Required task:
Gather all lines containing the string "выполнения" and copy them out.

Listing:
──────────

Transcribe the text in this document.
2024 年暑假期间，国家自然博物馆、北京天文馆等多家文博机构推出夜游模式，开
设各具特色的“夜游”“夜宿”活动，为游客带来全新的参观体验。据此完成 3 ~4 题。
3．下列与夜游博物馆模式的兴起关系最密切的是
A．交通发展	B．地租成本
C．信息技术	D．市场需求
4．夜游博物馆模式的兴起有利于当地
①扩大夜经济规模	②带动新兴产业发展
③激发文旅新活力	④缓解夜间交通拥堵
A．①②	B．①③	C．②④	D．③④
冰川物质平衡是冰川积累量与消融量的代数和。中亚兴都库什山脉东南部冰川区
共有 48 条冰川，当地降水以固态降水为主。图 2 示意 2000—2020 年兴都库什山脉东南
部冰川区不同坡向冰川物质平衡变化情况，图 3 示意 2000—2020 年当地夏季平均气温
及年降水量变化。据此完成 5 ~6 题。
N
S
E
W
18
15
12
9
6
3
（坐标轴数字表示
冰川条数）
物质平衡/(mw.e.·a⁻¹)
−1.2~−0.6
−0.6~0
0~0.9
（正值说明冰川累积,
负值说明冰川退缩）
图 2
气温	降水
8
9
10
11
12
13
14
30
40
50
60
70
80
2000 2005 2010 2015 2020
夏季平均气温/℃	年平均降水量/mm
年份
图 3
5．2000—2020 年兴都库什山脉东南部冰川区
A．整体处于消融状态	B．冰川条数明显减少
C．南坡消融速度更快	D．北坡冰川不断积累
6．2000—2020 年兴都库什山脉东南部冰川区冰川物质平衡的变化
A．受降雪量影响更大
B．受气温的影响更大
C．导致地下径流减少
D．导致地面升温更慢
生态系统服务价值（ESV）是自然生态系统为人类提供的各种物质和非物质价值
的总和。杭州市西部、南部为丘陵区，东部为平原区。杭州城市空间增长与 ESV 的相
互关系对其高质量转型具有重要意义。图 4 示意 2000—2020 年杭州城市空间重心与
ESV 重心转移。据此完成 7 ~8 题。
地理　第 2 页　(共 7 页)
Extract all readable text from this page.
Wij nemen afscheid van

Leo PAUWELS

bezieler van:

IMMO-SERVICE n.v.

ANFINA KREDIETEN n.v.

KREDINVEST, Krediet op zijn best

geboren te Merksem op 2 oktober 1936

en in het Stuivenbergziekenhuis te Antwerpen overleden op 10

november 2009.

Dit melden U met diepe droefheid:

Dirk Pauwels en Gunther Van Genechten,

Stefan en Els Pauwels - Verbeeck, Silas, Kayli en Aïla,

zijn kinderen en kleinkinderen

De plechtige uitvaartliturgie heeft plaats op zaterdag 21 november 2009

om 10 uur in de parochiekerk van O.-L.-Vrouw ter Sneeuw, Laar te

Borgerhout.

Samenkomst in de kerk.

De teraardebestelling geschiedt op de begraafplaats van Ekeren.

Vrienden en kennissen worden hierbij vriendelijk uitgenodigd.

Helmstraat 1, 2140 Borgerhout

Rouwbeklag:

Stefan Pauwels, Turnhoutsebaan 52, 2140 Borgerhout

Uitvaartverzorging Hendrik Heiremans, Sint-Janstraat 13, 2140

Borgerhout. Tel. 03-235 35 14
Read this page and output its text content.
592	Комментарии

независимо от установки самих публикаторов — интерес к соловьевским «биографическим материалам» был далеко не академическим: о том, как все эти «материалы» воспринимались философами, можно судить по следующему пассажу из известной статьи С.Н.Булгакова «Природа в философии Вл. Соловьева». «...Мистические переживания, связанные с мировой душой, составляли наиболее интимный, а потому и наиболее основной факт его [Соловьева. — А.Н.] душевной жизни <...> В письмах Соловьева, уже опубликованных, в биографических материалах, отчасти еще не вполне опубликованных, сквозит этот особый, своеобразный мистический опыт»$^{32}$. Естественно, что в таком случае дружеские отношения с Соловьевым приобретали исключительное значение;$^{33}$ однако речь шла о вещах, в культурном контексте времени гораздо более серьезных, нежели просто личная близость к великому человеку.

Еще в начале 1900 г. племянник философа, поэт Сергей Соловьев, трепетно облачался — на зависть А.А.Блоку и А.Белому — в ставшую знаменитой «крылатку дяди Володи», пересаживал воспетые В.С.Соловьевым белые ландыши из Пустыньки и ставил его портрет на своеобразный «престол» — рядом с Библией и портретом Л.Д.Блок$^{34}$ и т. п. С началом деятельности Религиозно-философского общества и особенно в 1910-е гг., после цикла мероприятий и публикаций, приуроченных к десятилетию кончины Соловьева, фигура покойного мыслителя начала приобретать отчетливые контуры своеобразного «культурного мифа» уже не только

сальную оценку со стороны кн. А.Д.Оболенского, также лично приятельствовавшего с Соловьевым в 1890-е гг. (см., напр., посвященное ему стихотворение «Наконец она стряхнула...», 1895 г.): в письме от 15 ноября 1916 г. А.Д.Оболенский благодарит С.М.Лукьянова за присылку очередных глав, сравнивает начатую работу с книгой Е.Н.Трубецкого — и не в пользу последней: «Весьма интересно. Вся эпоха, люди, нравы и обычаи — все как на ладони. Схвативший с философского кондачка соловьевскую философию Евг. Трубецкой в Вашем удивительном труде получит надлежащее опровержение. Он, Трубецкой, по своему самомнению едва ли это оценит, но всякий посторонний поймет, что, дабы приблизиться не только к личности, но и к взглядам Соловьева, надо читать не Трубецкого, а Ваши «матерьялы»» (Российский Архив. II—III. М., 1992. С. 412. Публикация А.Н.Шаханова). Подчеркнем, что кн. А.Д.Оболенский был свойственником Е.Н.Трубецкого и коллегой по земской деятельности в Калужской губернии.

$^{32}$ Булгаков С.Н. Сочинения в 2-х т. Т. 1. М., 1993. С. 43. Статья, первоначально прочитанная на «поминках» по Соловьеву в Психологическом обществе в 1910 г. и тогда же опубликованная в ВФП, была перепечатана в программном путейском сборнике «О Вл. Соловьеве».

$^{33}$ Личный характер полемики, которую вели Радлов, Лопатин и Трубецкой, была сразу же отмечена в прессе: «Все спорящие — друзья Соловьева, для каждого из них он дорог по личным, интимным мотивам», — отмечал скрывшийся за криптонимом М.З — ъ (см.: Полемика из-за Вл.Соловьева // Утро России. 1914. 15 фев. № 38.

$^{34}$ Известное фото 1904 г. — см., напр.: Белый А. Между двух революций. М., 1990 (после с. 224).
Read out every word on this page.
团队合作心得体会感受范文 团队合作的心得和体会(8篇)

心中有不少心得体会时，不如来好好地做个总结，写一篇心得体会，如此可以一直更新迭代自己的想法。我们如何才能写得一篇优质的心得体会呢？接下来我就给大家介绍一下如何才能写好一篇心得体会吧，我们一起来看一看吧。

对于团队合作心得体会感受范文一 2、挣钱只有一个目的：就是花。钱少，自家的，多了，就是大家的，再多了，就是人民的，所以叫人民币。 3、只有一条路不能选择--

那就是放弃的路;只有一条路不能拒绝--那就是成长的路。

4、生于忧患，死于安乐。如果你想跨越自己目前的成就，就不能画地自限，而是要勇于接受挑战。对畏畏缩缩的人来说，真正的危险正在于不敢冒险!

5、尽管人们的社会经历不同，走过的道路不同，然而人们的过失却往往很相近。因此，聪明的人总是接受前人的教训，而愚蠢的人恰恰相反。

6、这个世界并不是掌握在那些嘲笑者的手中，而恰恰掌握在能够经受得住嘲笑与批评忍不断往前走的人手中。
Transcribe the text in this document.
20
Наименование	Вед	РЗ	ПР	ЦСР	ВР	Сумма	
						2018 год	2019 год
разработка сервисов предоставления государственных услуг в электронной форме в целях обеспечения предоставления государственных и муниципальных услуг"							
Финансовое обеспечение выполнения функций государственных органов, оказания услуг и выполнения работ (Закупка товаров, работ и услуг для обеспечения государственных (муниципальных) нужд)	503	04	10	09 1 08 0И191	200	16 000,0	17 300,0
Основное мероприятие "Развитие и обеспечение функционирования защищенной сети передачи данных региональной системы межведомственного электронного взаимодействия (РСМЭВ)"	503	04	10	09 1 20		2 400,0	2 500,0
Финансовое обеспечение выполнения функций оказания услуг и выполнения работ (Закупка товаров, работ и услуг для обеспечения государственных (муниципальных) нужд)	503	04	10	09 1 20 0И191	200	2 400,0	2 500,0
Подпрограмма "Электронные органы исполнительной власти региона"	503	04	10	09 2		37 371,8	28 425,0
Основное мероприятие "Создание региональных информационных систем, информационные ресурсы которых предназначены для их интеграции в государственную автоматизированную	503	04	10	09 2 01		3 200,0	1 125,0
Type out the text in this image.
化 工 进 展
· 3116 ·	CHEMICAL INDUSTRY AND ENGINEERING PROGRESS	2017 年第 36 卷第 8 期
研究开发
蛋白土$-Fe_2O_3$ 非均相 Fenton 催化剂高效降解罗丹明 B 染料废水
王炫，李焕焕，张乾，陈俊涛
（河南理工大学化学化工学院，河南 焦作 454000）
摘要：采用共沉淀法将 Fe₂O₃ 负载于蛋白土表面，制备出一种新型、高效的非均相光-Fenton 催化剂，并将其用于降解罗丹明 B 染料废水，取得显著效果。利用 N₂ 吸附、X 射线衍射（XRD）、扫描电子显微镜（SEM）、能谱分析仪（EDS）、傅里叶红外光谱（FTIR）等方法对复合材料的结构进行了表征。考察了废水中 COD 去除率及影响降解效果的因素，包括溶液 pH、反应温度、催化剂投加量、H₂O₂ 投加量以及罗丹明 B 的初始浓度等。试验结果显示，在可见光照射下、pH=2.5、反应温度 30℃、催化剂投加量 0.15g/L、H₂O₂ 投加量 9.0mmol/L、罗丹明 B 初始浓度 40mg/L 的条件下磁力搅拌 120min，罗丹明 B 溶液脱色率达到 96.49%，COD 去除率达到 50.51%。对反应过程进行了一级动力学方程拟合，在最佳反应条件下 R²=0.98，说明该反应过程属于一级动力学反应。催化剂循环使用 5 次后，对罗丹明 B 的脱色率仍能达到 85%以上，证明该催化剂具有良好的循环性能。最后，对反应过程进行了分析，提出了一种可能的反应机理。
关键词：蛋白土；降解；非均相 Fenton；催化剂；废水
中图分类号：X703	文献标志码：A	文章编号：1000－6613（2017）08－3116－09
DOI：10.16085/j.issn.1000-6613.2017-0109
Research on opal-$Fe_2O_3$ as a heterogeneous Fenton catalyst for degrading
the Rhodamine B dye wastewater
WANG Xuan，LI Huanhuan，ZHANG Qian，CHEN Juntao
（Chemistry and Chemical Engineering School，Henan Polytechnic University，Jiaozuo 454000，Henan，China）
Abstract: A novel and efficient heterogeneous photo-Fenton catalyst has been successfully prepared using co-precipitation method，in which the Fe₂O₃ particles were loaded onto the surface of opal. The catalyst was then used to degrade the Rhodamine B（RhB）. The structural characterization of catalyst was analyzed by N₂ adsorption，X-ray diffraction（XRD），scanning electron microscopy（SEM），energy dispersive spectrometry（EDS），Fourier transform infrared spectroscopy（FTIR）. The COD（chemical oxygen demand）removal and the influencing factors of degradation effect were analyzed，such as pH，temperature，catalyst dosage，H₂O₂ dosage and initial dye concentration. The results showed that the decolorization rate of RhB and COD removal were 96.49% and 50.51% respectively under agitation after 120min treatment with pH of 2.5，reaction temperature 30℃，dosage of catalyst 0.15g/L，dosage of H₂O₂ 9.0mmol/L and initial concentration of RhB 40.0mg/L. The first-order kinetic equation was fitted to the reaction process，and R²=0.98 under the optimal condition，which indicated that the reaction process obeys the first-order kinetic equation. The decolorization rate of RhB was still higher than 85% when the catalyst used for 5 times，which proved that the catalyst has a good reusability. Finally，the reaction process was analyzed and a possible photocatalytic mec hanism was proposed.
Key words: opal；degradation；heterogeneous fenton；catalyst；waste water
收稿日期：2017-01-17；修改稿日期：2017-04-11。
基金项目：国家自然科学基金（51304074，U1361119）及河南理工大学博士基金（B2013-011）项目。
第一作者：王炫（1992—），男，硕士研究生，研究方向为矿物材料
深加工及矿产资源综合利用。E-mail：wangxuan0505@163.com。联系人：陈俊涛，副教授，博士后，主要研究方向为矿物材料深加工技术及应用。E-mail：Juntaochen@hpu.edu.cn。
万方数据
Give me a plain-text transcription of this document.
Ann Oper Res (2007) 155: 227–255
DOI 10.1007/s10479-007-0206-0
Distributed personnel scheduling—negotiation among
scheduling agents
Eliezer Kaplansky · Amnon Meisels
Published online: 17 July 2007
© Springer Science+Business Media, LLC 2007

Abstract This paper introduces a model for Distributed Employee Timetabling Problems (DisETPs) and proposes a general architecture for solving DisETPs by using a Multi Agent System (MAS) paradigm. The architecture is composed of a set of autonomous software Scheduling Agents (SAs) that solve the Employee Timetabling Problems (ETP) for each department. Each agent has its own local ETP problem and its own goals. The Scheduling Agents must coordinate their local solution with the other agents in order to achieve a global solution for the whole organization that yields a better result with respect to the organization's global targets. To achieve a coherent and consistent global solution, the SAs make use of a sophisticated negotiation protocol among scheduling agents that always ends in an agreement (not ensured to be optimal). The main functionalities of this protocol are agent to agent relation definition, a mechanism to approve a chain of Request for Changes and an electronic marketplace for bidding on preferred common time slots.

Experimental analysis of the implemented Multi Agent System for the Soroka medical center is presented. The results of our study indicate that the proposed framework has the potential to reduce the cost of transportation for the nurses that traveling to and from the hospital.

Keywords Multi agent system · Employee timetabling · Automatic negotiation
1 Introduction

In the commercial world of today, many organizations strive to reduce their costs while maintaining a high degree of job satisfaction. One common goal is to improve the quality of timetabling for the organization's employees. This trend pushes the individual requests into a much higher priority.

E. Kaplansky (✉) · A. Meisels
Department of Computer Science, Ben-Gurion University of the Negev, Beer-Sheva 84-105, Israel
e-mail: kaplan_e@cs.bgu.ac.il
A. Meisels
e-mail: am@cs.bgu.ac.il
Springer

──────────

Exercise response:
Финансовое обеспечение выполнения функций государственных органов, оказания услуг и выполнения работ (Закупка товаров, работ и услуг для обеспечения государственных (муниципальных) нужд)	503	04	10	09 1 08 0И191	200	16 000,0	17 300,0
Финансовое обеспечение выполнения функций оказания услуг и выполнения работ (Закупка товаров, работ и услуг для обеспечения государственных (муниципальных) нужд)	503	04	10	09 1 20 0И191	200	2 400,0	2 500,0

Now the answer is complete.